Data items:
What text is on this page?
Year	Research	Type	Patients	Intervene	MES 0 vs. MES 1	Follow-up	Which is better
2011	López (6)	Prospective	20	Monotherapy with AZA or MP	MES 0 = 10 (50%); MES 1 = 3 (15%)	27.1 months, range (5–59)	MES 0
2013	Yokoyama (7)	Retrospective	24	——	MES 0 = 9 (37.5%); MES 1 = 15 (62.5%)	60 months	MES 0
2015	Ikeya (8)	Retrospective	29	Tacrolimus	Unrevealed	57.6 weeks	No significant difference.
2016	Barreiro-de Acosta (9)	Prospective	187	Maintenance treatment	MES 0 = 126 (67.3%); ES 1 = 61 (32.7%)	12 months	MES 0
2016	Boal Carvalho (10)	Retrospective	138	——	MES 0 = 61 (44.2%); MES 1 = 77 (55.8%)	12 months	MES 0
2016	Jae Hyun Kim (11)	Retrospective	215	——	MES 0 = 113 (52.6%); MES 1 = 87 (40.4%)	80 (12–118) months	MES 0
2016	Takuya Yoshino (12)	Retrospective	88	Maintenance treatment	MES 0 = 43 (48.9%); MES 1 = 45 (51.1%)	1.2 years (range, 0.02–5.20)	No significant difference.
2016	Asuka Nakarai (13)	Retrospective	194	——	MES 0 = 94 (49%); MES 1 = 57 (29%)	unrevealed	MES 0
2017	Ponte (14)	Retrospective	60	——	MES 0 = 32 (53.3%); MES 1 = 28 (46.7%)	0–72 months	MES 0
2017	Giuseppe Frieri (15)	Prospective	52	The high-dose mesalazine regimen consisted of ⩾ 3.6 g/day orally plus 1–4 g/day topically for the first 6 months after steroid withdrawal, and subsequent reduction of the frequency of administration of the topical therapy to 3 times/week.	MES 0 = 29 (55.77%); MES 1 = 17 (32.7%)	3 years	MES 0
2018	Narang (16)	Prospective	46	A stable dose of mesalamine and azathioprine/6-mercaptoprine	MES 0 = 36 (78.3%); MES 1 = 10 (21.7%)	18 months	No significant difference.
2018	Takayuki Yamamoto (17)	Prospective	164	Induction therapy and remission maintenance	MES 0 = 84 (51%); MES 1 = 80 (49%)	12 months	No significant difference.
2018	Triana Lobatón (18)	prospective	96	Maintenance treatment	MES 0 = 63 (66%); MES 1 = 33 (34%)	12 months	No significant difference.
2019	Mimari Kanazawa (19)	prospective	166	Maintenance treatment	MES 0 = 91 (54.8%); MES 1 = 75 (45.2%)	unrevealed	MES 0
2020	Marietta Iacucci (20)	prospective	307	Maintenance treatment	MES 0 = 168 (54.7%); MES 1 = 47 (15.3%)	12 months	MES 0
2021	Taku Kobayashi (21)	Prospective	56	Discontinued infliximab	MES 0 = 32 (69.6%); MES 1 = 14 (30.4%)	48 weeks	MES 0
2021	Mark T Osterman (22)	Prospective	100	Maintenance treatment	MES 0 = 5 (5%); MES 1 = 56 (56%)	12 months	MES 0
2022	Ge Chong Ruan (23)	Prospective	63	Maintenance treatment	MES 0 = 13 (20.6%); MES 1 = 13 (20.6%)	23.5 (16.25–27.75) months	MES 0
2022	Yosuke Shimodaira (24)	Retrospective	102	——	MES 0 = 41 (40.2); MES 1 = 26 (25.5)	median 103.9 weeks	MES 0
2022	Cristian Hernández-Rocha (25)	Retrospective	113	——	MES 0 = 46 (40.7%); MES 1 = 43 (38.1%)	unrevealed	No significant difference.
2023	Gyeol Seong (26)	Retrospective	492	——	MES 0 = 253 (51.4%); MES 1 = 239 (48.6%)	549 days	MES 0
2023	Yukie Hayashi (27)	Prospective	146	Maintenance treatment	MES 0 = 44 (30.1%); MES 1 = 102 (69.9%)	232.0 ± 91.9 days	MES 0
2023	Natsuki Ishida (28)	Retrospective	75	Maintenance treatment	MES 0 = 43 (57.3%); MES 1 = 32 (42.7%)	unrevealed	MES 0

Action item
Gather from the entries above all lines that include the string "days".

Exercise answer
2023	Gyeol Seong (26)	Retrospective	492	——	MES 0 = 253 (51.4%); MES 1 = 239 (48.6%)	549 days	MES 0
2023	Yukie Hayashi (27)	Prospective	146	Maintenance treatment	MES 0 = 44 (30.1%); MES 1 = 102 (69.9%)	232.0 ± 91.9 days	MES 0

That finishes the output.